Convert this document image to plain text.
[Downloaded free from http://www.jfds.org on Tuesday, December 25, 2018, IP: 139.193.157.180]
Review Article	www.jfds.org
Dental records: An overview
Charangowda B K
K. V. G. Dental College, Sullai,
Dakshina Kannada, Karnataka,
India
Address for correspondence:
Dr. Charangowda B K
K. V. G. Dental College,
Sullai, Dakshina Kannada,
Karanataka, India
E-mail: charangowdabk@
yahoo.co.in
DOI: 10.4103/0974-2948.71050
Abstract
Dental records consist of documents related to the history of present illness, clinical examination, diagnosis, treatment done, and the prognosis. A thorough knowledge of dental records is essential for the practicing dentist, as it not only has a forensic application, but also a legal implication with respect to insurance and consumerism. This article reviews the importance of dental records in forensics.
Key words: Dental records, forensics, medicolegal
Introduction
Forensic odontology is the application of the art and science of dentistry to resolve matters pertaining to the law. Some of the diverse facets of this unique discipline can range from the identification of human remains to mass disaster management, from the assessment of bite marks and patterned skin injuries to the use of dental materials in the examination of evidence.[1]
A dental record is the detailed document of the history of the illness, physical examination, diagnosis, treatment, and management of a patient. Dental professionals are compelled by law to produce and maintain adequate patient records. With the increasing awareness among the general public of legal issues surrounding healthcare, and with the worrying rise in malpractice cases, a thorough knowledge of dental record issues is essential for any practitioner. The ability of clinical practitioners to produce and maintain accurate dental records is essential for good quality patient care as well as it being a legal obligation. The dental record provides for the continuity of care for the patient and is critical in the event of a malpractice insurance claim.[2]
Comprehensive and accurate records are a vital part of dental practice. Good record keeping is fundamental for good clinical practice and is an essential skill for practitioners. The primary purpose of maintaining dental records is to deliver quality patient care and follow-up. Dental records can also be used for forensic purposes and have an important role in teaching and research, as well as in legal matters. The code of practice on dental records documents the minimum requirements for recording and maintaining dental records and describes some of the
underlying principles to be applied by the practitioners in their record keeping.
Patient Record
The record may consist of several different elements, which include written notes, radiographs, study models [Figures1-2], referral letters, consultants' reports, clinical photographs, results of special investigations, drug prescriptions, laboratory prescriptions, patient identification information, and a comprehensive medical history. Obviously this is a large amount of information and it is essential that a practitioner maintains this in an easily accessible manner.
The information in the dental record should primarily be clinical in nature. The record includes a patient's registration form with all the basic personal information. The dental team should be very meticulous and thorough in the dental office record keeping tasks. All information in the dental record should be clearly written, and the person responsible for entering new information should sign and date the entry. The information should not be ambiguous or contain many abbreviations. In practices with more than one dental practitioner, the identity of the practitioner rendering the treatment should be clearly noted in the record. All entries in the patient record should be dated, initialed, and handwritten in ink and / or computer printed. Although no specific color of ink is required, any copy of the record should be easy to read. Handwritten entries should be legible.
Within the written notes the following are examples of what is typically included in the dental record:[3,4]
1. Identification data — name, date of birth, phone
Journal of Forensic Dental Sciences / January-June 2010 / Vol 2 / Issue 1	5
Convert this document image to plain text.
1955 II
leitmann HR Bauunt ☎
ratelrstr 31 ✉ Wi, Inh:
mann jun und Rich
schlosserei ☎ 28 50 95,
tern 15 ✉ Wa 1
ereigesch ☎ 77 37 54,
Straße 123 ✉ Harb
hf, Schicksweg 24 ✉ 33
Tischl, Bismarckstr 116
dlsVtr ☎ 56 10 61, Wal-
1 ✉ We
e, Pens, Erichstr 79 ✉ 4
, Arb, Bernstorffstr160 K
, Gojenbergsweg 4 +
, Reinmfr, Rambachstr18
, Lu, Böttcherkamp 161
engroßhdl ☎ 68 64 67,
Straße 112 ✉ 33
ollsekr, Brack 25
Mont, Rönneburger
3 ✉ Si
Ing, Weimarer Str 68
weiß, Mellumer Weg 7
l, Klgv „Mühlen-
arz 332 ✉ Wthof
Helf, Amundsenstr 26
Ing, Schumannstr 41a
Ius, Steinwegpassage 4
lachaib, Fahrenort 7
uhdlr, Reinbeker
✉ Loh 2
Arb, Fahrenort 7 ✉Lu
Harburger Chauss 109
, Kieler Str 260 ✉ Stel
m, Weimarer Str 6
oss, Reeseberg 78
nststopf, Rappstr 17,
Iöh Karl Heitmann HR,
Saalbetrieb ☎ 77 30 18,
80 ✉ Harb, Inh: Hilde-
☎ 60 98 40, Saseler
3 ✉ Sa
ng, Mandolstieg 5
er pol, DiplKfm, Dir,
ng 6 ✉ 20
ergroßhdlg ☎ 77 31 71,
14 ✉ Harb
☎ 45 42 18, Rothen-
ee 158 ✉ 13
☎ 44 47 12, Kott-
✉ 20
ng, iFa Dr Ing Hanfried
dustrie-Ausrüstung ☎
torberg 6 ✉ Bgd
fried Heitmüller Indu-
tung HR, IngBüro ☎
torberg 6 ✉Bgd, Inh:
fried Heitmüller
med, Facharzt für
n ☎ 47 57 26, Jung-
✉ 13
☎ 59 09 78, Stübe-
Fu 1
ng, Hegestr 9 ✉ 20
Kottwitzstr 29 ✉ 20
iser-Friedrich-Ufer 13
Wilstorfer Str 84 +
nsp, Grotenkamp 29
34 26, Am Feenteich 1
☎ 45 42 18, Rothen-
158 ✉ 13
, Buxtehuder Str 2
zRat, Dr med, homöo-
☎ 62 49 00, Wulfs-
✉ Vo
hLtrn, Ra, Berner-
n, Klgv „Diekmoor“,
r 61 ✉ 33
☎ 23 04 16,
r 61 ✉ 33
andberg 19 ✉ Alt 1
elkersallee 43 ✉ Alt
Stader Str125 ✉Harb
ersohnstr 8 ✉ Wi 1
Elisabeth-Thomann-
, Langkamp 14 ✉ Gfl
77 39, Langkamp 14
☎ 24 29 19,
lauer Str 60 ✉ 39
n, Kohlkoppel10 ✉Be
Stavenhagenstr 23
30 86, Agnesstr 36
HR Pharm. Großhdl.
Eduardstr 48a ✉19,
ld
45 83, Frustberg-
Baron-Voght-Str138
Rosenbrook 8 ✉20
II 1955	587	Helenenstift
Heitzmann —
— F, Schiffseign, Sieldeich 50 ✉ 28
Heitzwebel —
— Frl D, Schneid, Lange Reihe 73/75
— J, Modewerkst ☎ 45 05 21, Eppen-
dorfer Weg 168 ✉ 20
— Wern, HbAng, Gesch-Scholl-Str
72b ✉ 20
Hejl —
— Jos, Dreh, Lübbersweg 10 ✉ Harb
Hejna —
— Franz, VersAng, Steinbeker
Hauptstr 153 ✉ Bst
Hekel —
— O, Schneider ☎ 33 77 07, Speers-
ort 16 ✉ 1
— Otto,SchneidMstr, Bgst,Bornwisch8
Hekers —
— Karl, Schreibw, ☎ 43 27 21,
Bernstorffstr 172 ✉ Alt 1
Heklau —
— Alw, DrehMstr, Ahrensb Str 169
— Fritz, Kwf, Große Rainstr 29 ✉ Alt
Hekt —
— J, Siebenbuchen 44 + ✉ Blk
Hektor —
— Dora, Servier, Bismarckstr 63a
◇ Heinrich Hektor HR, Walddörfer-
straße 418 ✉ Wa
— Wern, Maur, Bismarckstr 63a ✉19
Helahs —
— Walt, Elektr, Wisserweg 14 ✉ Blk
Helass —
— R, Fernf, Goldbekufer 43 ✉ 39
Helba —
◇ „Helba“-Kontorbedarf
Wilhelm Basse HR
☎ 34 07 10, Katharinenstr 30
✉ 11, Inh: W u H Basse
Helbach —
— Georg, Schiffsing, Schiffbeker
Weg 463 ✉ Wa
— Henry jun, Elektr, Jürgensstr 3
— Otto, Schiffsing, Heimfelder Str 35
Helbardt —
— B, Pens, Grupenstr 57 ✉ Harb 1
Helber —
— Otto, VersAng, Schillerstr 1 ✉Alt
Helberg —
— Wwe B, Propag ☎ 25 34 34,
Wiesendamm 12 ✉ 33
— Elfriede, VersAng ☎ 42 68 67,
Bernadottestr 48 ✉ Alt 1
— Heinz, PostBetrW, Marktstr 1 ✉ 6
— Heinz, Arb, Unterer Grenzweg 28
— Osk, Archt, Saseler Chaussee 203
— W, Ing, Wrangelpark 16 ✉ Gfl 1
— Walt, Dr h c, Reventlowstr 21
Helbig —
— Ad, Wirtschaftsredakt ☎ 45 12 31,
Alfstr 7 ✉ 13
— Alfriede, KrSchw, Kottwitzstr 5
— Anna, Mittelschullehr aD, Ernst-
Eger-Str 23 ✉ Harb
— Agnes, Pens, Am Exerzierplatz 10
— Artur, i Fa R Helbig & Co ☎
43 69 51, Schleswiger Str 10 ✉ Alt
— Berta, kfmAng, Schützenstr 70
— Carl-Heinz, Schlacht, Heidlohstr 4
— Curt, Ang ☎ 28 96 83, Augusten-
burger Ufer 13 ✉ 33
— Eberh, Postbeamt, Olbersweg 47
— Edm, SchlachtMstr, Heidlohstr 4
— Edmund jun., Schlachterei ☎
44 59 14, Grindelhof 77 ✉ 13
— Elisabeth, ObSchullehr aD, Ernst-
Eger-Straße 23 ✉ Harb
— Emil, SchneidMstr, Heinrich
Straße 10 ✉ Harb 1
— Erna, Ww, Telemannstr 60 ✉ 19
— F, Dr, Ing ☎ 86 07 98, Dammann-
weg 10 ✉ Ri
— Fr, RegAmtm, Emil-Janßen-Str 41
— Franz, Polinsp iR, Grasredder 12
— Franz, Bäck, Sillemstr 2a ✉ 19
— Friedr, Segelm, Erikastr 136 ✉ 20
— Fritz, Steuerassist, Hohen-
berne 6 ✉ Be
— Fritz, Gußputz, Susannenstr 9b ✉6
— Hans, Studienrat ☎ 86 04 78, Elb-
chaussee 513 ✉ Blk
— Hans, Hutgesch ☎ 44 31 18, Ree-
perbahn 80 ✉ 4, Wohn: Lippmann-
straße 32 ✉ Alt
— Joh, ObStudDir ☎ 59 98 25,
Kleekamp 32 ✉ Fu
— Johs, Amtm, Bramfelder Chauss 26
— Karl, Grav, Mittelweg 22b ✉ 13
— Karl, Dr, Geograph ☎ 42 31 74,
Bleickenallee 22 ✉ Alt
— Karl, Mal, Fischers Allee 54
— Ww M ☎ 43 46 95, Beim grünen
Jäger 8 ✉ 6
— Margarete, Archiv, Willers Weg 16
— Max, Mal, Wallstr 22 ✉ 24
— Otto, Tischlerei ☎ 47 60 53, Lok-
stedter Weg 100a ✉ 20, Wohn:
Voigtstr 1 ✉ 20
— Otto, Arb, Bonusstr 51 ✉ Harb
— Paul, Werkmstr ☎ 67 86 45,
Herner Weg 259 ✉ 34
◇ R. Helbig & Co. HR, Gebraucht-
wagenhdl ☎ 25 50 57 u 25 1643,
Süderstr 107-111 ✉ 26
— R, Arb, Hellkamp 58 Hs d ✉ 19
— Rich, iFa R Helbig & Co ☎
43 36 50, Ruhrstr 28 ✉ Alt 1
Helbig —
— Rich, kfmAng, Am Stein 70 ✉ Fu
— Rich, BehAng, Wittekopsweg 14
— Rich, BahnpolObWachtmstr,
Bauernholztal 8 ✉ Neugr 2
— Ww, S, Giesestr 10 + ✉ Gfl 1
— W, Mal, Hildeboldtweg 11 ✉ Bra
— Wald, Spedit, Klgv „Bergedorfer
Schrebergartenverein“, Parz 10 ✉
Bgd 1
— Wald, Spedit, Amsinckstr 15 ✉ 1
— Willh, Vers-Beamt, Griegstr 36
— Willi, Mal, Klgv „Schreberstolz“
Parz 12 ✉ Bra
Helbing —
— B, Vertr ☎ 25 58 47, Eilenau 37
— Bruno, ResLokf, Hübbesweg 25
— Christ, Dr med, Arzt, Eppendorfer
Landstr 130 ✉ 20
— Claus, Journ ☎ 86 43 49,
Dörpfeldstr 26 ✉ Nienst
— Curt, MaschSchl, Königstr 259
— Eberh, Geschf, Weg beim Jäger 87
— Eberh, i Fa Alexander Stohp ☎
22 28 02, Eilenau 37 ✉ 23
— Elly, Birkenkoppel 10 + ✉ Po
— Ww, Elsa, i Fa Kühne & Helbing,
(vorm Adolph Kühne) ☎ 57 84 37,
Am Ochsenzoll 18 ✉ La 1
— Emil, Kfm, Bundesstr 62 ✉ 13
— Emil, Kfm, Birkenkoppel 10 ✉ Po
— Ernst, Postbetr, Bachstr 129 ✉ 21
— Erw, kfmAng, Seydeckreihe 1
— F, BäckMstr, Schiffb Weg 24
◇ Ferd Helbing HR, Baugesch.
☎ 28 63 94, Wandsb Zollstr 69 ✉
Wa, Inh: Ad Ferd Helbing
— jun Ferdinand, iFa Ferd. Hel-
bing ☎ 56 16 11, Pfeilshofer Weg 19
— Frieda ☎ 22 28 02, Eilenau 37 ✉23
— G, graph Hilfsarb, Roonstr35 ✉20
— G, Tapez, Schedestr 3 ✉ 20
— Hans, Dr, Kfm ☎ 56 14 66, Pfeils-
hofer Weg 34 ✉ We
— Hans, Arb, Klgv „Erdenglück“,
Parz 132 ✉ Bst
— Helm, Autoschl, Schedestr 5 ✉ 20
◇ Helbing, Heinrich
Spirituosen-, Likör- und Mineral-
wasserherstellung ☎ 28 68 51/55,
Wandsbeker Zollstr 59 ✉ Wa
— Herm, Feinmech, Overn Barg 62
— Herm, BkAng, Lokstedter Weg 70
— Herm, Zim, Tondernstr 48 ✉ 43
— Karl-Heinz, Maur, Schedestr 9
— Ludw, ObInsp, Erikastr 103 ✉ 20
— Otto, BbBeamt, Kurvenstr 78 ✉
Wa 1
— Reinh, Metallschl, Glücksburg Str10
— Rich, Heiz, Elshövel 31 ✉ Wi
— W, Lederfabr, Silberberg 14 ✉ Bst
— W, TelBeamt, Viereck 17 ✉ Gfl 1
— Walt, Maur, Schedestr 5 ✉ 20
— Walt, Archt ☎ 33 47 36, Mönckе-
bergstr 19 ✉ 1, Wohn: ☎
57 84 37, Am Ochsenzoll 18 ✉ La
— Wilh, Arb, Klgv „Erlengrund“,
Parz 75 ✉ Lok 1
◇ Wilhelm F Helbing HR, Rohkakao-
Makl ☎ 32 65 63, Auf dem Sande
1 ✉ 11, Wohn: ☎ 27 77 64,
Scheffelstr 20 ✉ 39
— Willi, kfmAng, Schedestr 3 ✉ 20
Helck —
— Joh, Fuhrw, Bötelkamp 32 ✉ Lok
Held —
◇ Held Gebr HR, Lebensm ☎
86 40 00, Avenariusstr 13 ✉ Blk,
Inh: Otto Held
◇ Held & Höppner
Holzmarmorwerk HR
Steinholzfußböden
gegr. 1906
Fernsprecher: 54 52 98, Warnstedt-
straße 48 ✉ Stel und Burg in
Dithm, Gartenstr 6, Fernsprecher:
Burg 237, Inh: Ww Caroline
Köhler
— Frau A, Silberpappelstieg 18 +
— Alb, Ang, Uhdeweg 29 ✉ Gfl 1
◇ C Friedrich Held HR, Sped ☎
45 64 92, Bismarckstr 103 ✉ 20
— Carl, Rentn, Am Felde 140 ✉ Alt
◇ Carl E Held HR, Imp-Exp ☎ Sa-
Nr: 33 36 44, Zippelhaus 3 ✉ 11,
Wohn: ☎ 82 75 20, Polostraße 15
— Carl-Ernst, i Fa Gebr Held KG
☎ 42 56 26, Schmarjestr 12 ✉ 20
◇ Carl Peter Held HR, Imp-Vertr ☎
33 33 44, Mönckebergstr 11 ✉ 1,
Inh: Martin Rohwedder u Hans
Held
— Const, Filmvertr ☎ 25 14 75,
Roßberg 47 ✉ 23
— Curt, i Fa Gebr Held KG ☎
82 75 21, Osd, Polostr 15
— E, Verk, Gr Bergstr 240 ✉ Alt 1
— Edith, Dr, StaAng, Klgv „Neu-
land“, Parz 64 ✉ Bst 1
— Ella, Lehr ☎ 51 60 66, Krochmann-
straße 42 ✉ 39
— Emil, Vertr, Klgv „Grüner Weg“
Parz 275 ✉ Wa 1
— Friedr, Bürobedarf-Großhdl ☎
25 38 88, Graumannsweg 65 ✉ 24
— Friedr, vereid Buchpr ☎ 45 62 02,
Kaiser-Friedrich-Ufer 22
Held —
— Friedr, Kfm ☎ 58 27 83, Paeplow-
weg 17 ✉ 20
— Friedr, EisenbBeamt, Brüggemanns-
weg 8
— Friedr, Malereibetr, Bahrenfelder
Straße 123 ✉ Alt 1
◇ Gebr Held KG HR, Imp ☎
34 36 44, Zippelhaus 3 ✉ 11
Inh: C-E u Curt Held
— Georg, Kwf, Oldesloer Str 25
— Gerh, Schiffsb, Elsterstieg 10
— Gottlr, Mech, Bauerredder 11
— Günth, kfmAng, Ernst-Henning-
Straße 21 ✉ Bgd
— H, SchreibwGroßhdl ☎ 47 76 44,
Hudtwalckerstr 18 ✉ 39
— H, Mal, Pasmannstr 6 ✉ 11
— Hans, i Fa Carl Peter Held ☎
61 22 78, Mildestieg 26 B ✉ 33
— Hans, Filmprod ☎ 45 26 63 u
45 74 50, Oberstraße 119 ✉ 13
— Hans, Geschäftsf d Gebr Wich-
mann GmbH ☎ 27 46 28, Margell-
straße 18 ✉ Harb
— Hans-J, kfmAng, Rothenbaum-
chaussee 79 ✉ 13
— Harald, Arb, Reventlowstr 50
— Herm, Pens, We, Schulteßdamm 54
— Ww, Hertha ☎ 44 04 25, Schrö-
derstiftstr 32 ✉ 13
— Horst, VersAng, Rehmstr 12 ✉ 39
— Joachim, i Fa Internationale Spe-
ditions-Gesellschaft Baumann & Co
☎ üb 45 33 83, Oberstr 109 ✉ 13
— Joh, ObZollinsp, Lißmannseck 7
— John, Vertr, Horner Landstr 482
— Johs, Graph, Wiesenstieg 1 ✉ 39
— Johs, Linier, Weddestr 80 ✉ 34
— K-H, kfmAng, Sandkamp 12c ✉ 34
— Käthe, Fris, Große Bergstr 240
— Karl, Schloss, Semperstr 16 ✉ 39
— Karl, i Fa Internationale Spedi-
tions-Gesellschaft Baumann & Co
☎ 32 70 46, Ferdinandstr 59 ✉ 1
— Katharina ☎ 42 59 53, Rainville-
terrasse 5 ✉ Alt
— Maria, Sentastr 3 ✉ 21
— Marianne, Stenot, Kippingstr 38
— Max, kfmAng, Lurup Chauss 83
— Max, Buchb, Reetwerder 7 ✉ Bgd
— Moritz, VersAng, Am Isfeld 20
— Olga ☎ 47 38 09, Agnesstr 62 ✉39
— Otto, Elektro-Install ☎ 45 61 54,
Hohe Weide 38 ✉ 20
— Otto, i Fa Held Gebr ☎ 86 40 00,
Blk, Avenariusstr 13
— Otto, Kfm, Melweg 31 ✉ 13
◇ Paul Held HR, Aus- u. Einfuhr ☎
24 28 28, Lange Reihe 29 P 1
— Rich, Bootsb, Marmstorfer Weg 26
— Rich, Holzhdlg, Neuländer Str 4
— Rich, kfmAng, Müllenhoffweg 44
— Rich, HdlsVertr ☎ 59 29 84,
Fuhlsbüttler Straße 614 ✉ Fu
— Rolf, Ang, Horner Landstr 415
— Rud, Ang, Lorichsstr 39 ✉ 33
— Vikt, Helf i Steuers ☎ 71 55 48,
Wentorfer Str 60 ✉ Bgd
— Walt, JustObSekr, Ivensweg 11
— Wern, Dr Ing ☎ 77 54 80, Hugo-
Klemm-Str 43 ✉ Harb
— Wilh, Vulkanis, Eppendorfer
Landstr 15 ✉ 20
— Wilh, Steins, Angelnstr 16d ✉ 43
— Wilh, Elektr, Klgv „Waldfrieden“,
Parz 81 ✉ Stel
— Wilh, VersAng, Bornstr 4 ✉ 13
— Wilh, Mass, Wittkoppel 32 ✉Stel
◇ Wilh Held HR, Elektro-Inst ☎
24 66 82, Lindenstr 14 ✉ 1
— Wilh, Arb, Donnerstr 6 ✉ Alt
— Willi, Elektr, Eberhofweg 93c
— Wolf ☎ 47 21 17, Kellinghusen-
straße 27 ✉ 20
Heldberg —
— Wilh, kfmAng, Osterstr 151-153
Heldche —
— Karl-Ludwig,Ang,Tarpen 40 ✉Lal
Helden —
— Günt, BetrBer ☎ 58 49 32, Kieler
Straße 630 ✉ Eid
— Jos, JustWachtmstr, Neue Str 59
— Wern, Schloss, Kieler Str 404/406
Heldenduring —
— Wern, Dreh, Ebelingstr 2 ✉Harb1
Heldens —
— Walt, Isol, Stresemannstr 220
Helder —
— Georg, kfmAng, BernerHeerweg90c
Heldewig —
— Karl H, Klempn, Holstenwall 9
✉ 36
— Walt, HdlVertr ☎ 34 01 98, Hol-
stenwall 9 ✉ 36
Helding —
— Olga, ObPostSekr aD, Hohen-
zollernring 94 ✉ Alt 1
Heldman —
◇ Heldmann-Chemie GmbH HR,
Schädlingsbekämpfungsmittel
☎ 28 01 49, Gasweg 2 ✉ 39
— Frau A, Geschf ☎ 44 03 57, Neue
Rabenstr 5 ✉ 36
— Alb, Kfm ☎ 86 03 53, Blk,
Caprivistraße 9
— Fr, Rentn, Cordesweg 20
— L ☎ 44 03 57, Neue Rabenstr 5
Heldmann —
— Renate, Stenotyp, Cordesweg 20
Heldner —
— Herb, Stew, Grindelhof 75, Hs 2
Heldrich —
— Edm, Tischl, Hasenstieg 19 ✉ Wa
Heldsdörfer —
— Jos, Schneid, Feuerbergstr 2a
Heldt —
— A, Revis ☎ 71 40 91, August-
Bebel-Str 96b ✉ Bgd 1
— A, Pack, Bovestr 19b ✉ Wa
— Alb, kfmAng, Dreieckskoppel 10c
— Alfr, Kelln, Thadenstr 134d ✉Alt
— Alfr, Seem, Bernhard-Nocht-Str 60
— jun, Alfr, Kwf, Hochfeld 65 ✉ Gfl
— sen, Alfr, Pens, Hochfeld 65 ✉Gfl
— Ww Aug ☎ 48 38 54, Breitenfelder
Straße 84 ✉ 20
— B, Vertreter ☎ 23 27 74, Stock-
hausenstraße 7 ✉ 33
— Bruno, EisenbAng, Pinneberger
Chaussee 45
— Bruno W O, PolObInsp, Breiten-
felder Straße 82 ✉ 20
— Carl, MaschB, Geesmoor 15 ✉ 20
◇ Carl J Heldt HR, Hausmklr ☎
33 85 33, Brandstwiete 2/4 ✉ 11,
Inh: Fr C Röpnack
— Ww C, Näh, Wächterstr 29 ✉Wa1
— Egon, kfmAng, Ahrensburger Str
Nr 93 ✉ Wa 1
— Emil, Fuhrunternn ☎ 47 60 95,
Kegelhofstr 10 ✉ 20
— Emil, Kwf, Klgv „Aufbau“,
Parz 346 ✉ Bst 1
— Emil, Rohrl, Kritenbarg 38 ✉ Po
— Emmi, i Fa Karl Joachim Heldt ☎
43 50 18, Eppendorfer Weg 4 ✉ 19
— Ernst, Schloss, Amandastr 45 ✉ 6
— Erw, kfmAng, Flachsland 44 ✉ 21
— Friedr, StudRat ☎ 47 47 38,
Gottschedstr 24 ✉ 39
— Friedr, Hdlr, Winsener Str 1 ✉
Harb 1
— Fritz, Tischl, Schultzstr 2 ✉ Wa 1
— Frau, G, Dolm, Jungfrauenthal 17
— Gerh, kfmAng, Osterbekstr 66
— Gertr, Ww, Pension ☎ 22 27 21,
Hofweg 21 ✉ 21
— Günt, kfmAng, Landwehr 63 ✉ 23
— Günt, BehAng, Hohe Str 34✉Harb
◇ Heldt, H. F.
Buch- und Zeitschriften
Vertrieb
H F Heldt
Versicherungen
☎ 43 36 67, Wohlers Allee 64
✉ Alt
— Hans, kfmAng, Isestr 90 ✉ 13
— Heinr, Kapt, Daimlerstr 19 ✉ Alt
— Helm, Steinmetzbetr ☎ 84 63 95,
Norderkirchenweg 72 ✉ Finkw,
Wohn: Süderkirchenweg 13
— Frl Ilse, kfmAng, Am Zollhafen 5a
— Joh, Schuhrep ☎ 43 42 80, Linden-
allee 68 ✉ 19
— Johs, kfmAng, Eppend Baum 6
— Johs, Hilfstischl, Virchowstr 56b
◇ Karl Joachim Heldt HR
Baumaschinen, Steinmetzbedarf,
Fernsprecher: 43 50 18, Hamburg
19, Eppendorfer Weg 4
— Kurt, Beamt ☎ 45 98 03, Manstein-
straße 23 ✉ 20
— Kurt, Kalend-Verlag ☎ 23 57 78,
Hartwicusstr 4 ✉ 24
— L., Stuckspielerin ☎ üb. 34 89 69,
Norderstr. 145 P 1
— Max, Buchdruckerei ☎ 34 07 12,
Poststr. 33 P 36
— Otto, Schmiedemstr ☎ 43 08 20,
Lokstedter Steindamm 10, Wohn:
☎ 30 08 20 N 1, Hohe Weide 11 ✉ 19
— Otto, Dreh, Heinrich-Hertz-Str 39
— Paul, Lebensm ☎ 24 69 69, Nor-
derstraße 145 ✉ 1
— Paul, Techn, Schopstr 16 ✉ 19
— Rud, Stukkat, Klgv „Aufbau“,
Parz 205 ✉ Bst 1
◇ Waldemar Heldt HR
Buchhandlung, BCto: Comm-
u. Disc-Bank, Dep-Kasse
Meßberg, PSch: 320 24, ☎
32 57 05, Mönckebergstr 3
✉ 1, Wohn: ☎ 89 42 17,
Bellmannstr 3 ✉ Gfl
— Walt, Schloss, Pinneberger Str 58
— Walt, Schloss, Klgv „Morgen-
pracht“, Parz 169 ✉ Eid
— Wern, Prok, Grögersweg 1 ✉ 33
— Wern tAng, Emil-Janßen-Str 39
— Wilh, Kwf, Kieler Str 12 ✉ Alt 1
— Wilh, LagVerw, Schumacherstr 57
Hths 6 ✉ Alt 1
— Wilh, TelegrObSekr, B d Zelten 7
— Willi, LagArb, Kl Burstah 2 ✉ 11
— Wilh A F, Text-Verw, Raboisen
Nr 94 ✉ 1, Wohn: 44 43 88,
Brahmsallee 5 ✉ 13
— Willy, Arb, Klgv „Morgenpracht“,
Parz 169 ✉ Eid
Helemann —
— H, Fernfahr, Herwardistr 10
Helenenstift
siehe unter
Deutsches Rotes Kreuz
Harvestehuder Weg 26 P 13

The problem:
Find each line that has the word "Saseler", then copy it out.

Expected output:
☎ 60 98 40, Saseler
— Osk, Archt, Saseler Chaussee 203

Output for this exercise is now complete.